_WHAT IS ASKED_: Copy everything in the data below exactly except the pictures.

_INPUT RECORDS_:
-- Begin --
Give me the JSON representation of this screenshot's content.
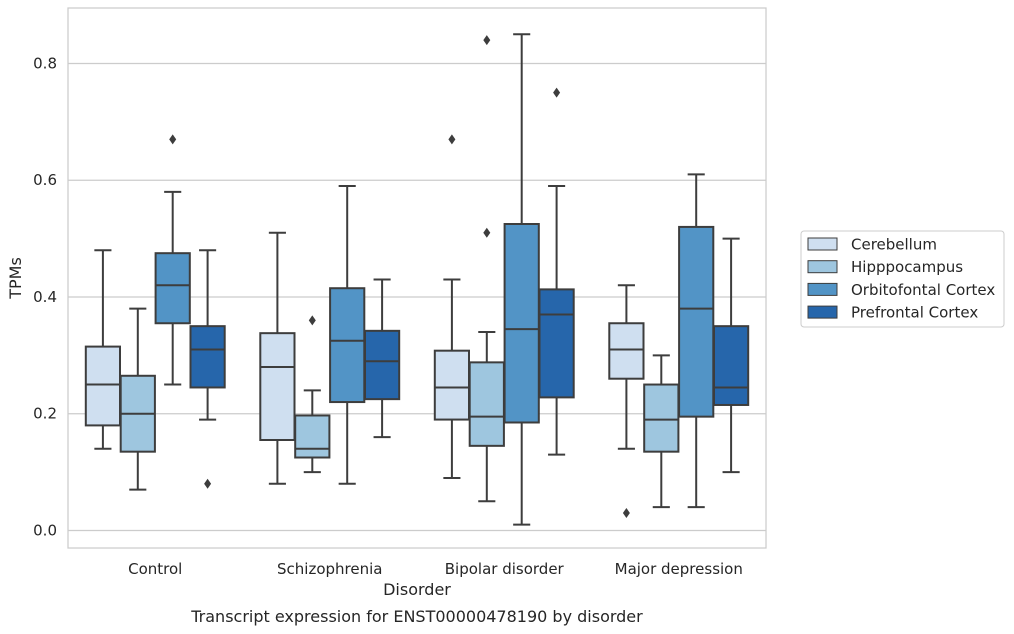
{
  "chart_data": {
    "type": "boxplot",
    "xlabel": "Disorder",
    "ylabel": "TPMs",
    "caption": "Transcript expression for ENST00000478190 by disorder",
    "categories": [
      "Control",
      "Schizophrenia",
      "Bipolar disorder",
      "Major depression"
    ],
    "ylim": [
      -0.03,
      0.895
    ],
    "yticks": [
      "0.0",
      "0.2",
      "0.4",
      "0.6",
      "0.8"
    ],
    "grid": true,
    "legend_position": "right",
    "series": [
      {
        "name": "Cerebellum",
        "color": "#cfdff0",
        "boxes": [
          {
            "whislo": 0.14,
            "q1": 0.18,
            "med": 0.25,
            "q3": 0.315,
            "whishi": 0.48,
            "fliers": []
          },
          {
            "whislo": 0.08,
            "q1": 0.155,
            "med": 0.28,
            "q3": 0.338,
            "whishi": 0.51,
            "fliers": []
          },
          {
            "whislo": 0.09,
            "q1": 0.19,
            "med": 0.245,
            "q3": 0.308,
            "whishi": 0.43,
            "fliers": [
              0.67
            ]
          },
          {
            "whislo": 0.14,
            "q1": 0.26,
            "med": 0.31,
            "q3": 0.355,
            "whishi": 0.42,
            "fliers": [
              0.03
            ]
          }
        ]
      },
      {
        "name": "Hipppocampus",
        "color": "#9ec6df",
        "boxes": [
          {
            "whislo": 0.07,
            "q1": 0.135,
            "med": 0.2,
            "q3": 0.265,
            "whishi": 0.38,
            "fliers": []
          },
          {
            "whislo": 0.1,
            "q1": 0.125,
            "med": 0.14,
            "q3": 0.197,
            "whishi": 0.24,
            "fliers": [
              0.36
            ]
          },
          {
            "whislo": 0.05,
            "q1": 0.145,
            "med": 0.195,
            "q3": 0.288,
            "whishi": 0.34,
            "fliers": [
              0.51,
              0.84
            ]
          },
          {
            "whislo": 0.04,
            "q1": 0.135,
            "med": 0.19,
            "q3": 0.25,
            "whishi": 0.3,
            "fliers": []
          }
        ]
      },
      {
        "name": "Orbitofontal Cortex",
        "color": "#5294c6",
        "boxes": [
          {
            "whislo": 0.25,
            "q1": 0.355,
            "med": 0.42,
            "q3": 0.475,
            "whishi": 0.58,
            "fliers": [
              0.67
            ]
          },
          {
            "whislo": 0.08,
            "q1": 0.22,
            "med": 0.325,
            "q3": 0.415,
            "whishi": 0.59,
            "fliers": []
          },
          {
            "whislo": 0.01,
            "q1": 0.185,
            "med": 0.345,
            "q3": 0.525,
            "whishi": 0.85,
            "fliers": []
          },
          {
            "whislo": 0.04,
            "q1": 0.195,
            "med": 0.38,
            "q3": 0.52,
            "whishi": 0.61,
            "fliers": []
          }
        ]
      },
      {
        "name": "Prefrontal Cortex",
        "color": "#2666ab",
        "boxes": [
          {
            "whislo": 0.19,
            "q1": 0.245,
            "med": 0.31,
            "q3": 0.35,
            "whishi": 0.48,
            "fliers": [
              0.08
            ]
          },
          {
            "whislo": 0.16,
            "q1": 0.225,
            "med": 0.29,
            "q3": 0.342,
            "whishi": 0.43,
            "fliers": []
          },
          {
            "whislo": 0.13,
            "q1": 0.228,
            "med": 0.37,
            "q3": 0.413,
            "whishi": 0.59,
            "fliers": [
              0.75
            ]
          },
          {
            "whislo": 0.1,
            "q1": 0.215,
            "med": 0.245,
            "q3": 0.35,
            "whishi": 0.5,
            "fliers": []
          }
        ]
      }
    ]
  }
}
-- End --
_FINAL RESULT_:
Give me the JSON representation of this screenshot's content.
{
  "chart_data": {
    "type": "boxplot",
    "xlabel": "Disorder",
    "ylabel": "TPMs",
    "caption": "Transcript expression for ENST00000478190 by disorder",
    "categories": [
      "Control",
      "Schizophrenia",
      "Bipolar disorder",
      "Major depression"
    ],
    "ylim": [
      -0.03,
      0.895
    ],
    "yticks": [
      "0.0",
      "0.2",
      "0.4",
      "0.6",
      "0.8"
    ],
    "grid": true,
    "legend_position": "right",
    "series": [
      {
        "name": "Cerebellum",
        "color": "#cfdff0",
        "boxes": [
          {
            "whislo": 0.14,
            "q1": 0.18,
            "med": 0.25,
            "q3": 0.315,
            "whishi": 0.48,
            "fliers": []
          },
          {
            "whislo": 0.08,
            "q1": 0.155,
            "med": 0.28,
            "q3": 0.338,
            "whishi": 0.51,
            "fliers": []
          },
          {
            "whislo": 0.09,
            "q1": 0.19,
            "med": 0.245,
            "q3": 0.308,
            "whishi": 0.43,
            "fliers": [
              0.67
            ]
          },
          {
            "whislo": 0.14,
            "q1": 0.26,
            "med": 0.31,
            "q3": 0.355,
            "whishi": 0.42,
            "fliers": [
              0.03
            ]
          }
        ]
      },
      {
        "name": "Hipppocampus",
        "color": "#9ec6df",
        "boxes": [
          {
            "whislo": 0.07,
            "q1": 0.135,
            "med": 0.2,
            "q3": 0.265,
            "whishi": 0.38,
            "fliers": []
          },
          {
            "whislo": 0.1,
            "q1": 0.125,
            "med": 0.14,
            "q3": 0.197,
            "whishi": 0.24,
            "fliers": [
              0.36
            ]
          },
          {
            "whislo": 0.05,
            "q1": 0.145,
            "med": 0.195,
            "q3": 0.288,
            "whishi": 0.34,
            "fliers": [
              0.51,
              0.84
            ]
          },
          {
            "whislo": 0.04,
            "q1": 0.135,
            "med": 0.19,
            "q3": 0.25,
            "whishi": 0.3,
            "fliers": []
          }
        ]
      },
      {
        "name": "Orbitofontal Cortex",
        "color": "#5294c6",
        "boxes": [
          {
            "whislo": 0.25,
            "q1": 0.355,
            "med": 0.42,
            "q3": 0.475,
            "whishi": 0.58,
            "fliers": [
              0.67
            ]
          },
          {
            "whislo": 0.08,
            "q1": 0.22,
            "med": 0.325,
            "q3": 0.415,
            "whishi": 0.59,
            "fliers": []
          },
          {
            "whislo": 0.01,
            "q1": 0.185,
            "med": 0.345,
            "q3": 0.525,
            "whishi": 0.85,
            "fliers": []
          },
          {
            "whislo": 0.04,
            "q1": 0.195,
            "med": 0.38,
            "q3": 0.52,
            "whishi": 0.61,
            "fliers": []
          }
        ]
      },
      {
        "name": "Prefrontal Cortex",
        "color": "#2666ab",
        "boxes": [
          {
            "whislo": 0.19,
            "q1": 0.245,
            "med": 0.31,
            "q3": 0.35,
            "whishi": 0.48,
            "fliers": [
              0.08
            ]
          },
          {
            "whislo": 0.16,
            "q1": 0.225,
            "med": 0.29,
            "q3": 0.342,
            "whishi": 0.43,
            "fliers": []
          },
          {
            "whislo": 0.13,
            "q1": 0.228,
            "med": 0.37,
            "q3": 0.413,
            "whishi": 0.59,
            "fliers": [
              0.75
            ]
          },
          {
            "whislo": 0.1,
            "q1": 0.215,
            "med": 0.245,
            "q3": 0.35,
            "whishi": 0.5,
            "fliers": []
          }
        ]
      }
    ]
  }
}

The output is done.